Short exercise —
Show each line from the listing that includes the word "image".

-------

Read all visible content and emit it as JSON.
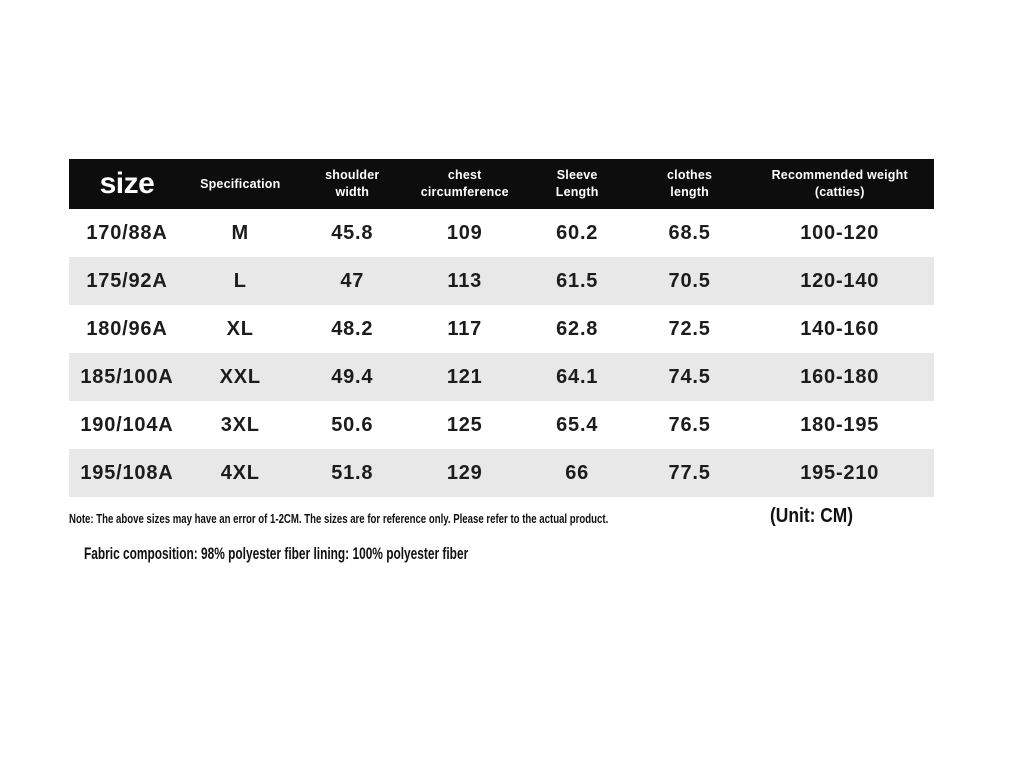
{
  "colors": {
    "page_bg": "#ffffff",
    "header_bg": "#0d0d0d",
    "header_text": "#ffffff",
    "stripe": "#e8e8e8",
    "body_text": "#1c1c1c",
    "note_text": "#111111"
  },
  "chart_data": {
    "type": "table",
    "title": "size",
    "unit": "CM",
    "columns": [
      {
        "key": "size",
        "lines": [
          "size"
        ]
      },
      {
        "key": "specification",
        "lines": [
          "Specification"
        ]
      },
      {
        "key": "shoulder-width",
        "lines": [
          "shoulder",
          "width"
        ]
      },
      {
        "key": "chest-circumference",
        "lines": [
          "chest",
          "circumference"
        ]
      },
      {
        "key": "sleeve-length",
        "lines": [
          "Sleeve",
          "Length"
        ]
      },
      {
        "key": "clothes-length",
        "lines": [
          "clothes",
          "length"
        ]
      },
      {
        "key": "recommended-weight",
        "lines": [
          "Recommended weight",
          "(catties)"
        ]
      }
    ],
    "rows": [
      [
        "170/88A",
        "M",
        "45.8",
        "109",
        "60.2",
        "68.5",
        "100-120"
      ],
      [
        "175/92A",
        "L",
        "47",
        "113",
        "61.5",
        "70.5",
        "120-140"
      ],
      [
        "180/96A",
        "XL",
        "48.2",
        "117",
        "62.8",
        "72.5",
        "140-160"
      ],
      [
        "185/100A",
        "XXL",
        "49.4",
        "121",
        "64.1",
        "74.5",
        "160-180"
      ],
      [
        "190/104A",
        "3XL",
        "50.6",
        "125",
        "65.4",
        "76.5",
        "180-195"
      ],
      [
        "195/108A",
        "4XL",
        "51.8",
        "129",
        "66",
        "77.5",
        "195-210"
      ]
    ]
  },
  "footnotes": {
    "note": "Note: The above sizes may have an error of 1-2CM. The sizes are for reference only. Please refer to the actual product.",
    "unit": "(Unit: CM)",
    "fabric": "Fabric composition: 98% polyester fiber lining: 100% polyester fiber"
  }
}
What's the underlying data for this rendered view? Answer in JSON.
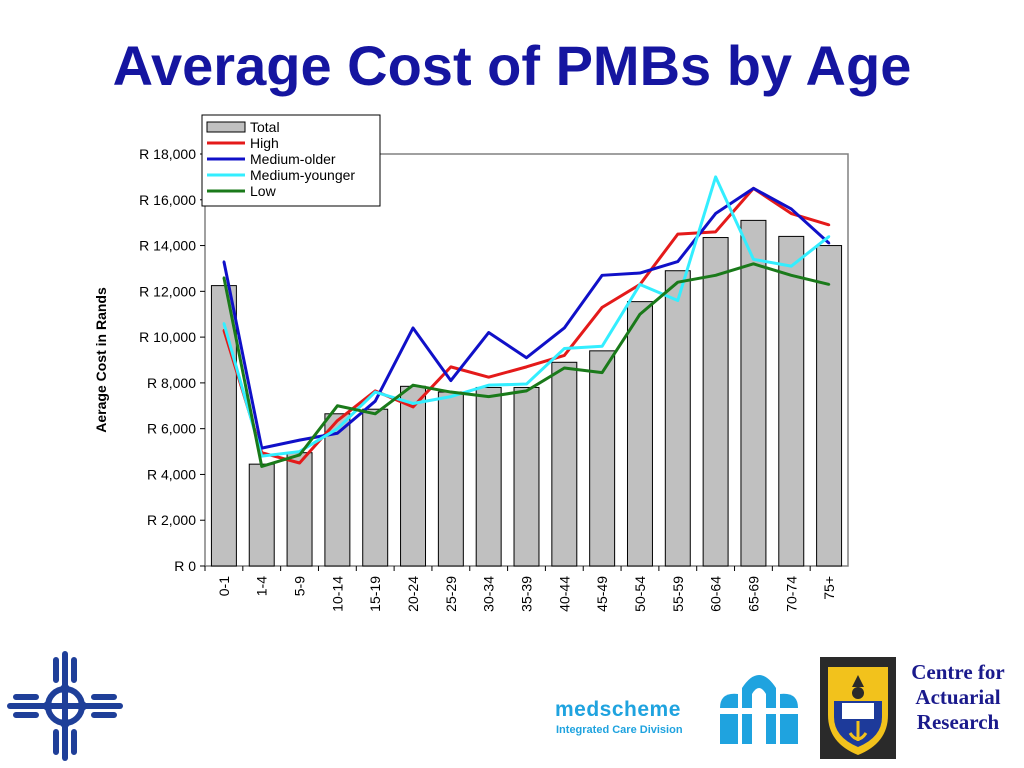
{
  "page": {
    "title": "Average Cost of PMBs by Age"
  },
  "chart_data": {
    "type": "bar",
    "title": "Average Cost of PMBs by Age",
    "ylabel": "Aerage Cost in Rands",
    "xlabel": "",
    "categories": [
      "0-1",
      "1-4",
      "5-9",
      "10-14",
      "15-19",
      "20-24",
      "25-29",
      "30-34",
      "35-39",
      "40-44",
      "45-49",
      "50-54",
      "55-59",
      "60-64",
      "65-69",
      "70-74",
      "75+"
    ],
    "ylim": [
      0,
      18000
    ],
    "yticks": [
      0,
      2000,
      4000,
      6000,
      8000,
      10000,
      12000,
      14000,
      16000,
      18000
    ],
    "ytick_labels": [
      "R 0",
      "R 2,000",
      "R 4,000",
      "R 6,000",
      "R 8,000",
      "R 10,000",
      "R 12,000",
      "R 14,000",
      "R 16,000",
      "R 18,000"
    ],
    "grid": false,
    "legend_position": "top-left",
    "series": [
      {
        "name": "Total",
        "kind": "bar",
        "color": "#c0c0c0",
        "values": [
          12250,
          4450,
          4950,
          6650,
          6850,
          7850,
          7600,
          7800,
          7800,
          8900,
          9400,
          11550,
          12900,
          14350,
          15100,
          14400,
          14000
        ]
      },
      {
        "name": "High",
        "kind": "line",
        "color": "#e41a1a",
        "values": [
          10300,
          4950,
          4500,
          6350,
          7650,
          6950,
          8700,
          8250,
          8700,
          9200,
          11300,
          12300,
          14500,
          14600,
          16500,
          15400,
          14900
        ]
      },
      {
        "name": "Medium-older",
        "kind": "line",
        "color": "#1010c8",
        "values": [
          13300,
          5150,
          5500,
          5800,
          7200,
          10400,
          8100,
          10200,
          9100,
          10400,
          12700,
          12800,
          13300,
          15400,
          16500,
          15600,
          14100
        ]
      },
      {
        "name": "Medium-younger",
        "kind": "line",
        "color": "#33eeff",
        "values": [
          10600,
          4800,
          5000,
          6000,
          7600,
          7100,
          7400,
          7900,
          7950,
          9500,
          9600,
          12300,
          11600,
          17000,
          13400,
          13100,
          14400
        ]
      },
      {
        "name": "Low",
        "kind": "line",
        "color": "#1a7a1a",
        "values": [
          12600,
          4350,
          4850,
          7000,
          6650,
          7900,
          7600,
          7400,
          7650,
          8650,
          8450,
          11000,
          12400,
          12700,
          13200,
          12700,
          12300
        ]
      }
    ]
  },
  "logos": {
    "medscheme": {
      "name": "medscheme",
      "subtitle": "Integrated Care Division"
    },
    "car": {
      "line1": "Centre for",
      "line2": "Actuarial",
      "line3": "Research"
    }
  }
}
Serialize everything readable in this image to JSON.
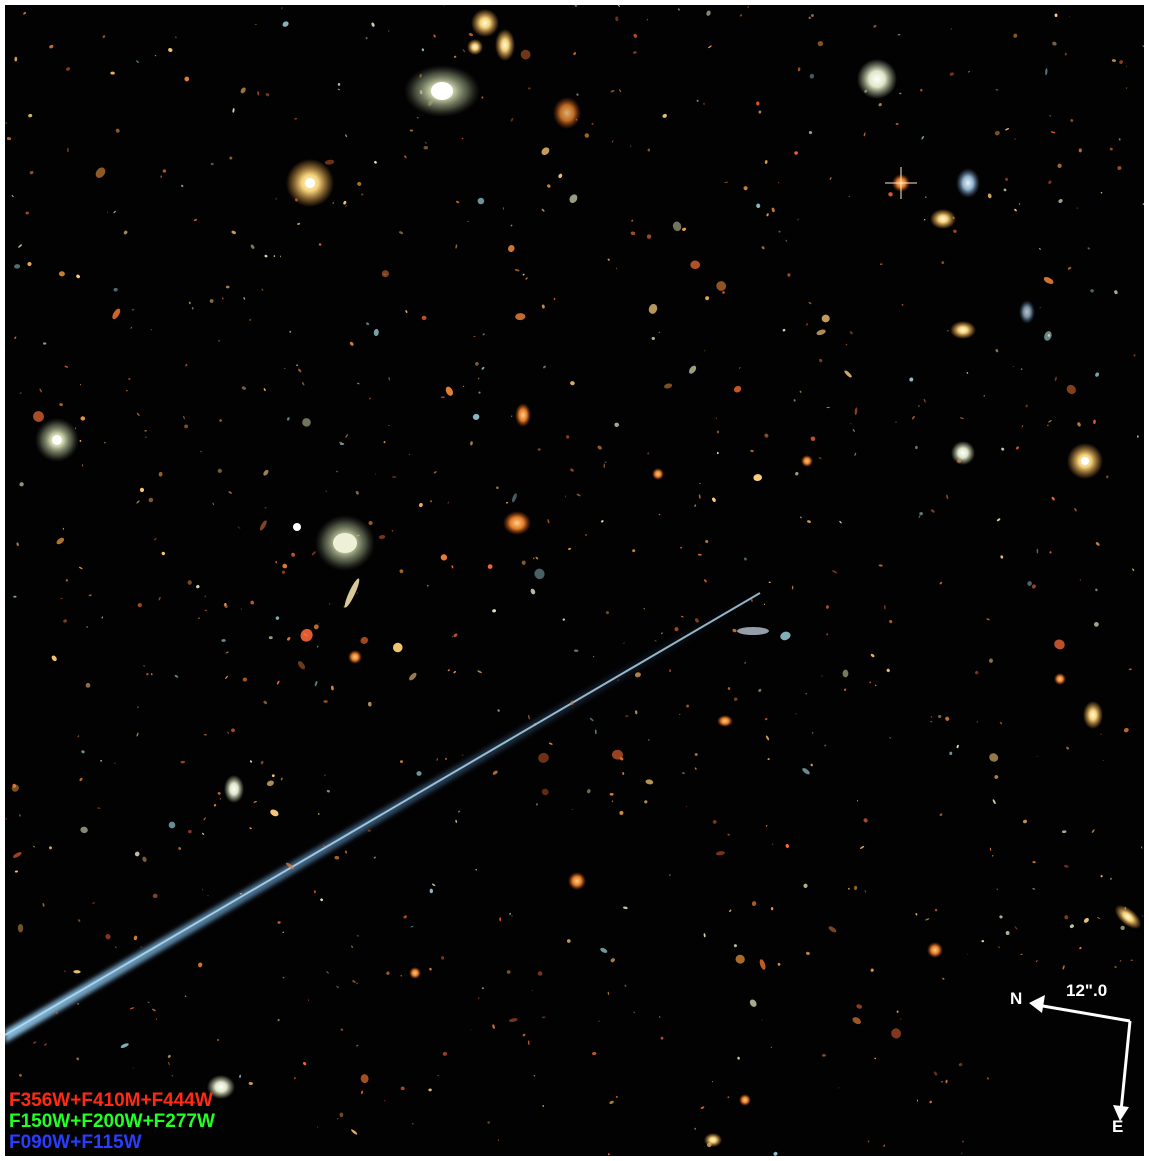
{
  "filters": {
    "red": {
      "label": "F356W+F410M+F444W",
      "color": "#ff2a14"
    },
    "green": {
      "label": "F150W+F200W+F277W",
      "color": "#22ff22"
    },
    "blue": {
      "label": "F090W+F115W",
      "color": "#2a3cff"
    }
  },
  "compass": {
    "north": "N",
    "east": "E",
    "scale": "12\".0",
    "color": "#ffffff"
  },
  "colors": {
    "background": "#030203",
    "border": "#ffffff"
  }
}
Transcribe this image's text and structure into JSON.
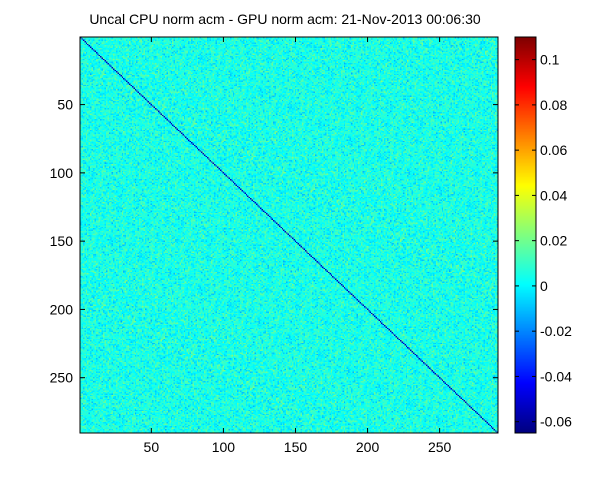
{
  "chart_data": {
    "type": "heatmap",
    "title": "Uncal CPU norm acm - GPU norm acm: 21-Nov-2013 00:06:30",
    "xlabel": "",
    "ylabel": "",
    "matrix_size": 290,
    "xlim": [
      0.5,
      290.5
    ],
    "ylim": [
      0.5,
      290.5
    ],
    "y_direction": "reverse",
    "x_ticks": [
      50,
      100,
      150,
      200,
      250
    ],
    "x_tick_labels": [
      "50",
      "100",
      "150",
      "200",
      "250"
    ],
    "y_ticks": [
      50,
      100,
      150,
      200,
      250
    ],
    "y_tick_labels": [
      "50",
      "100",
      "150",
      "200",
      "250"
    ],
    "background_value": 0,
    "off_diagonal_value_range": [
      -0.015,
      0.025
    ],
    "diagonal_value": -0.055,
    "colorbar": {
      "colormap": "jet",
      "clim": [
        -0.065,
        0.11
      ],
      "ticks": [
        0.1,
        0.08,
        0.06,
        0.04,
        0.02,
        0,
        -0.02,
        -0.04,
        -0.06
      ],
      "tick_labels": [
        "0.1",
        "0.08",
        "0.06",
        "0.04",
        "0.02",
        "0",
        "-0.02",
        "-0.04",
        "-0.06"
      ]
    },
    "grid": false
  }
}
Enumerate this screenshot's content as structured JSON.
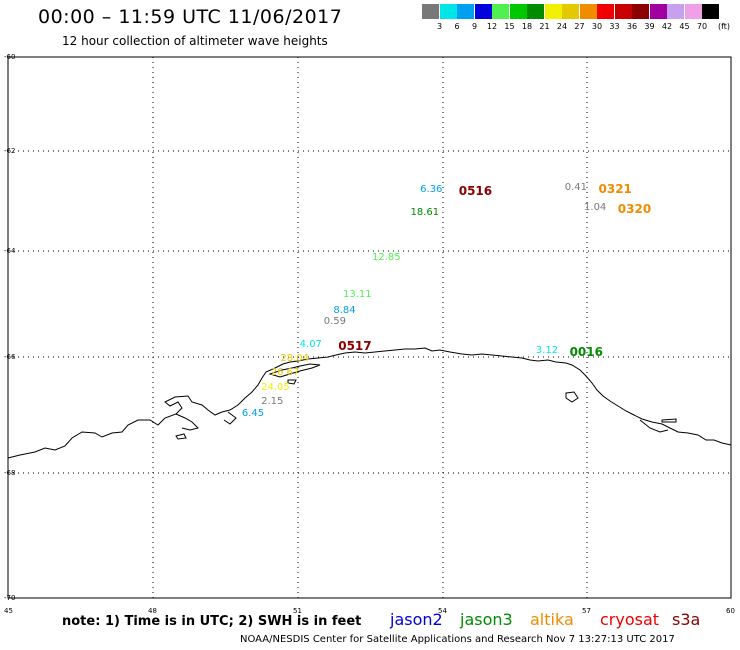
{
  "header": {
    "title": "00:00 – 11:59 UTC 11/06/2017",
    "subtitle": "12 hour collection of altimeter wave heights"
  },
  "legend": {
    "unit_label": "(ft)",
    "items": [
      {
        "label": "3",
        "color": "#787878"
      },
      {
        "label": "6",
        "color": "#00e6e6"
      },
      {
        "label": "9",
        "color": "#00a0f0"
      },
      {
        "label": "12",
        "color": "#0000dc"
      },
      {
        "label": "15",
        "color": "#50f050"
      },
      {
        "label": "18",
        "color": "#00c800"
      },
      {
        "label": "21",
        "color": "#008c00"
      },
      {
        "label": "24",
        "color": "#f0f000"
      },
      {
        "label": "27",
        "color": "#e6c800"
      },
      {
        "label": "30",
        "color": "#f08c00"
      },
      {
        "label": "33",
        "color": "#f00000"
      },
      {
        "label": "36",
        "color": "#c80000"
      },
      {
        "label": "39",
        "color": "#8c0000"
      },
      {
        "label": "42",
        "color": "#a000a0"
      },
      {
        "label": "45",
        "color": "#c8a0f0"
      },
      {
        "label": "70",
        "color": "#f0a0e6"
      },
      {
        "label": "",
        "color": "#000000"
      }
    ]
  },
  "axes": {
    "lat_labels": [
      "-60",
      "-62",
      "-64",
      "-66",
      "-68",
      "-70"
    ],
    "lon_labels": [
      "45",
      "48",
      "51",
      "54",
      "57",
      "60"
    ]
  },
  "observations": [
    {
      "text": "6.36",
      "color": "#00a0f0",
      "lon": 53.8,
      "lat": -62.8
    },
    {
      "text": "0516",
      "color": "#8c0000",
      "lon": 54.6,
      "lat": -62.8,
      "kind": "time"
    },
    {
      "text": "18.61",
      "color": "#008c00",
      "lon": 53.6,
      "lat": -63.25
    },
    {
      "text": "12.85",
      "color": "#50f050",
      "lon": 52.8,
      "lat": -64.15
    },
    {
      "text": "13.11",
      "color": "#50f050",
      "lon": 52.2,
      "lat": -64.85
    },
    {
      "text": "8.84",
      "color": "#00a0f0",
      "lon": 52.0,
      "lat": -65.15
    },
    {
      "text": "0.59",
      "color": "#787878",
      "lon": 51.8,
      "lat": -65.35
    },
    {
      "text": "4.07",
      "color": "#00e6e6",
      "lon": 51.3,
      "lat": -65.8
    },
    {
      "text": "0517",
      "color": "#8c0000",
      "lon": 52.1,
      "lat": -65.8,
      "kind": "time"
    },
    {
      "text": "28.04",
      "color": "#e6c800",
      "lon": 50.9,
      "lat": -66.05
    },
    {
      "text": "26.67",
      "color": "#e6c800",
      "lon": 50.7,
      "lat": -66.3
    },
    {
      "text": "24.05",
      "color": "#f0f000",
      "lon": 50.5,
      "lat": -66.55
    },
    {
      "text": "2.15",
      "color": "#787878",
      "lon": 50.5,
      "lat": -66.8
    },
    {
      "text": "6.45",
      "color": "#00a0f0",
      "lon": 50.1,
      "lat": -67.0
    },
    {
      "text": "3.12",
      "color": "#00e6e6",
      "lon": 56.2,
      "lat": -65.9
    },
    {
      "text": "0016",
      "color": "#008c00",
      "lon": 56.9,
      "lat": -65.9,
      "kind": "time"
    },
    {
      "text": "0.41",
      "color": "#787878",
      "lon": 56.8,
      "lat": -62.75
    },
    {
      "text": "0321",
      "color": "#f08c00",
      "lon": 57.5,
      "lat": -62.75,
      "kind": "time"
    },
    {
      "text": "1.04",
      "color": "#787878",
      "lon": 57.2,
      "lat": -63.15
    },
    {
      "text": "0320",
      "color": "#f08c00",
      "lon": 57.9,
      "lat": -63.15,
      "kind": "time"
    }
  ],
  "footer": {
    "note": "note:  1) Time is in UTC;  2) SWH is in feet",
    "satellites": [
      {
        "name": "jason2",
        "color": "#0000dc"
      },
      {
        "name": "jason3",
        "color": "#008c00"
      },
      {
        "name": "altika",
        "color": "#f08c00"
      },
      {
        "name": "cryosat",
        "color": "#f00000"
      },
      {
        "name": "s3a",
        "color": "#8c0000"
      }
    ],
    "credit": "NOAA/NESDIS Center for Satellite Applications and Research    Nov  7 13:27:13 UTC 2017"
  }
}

-------

Exercise answer —
Serialize everything readable in this image to JSON.
Transcribe this image's text and structure into JSON.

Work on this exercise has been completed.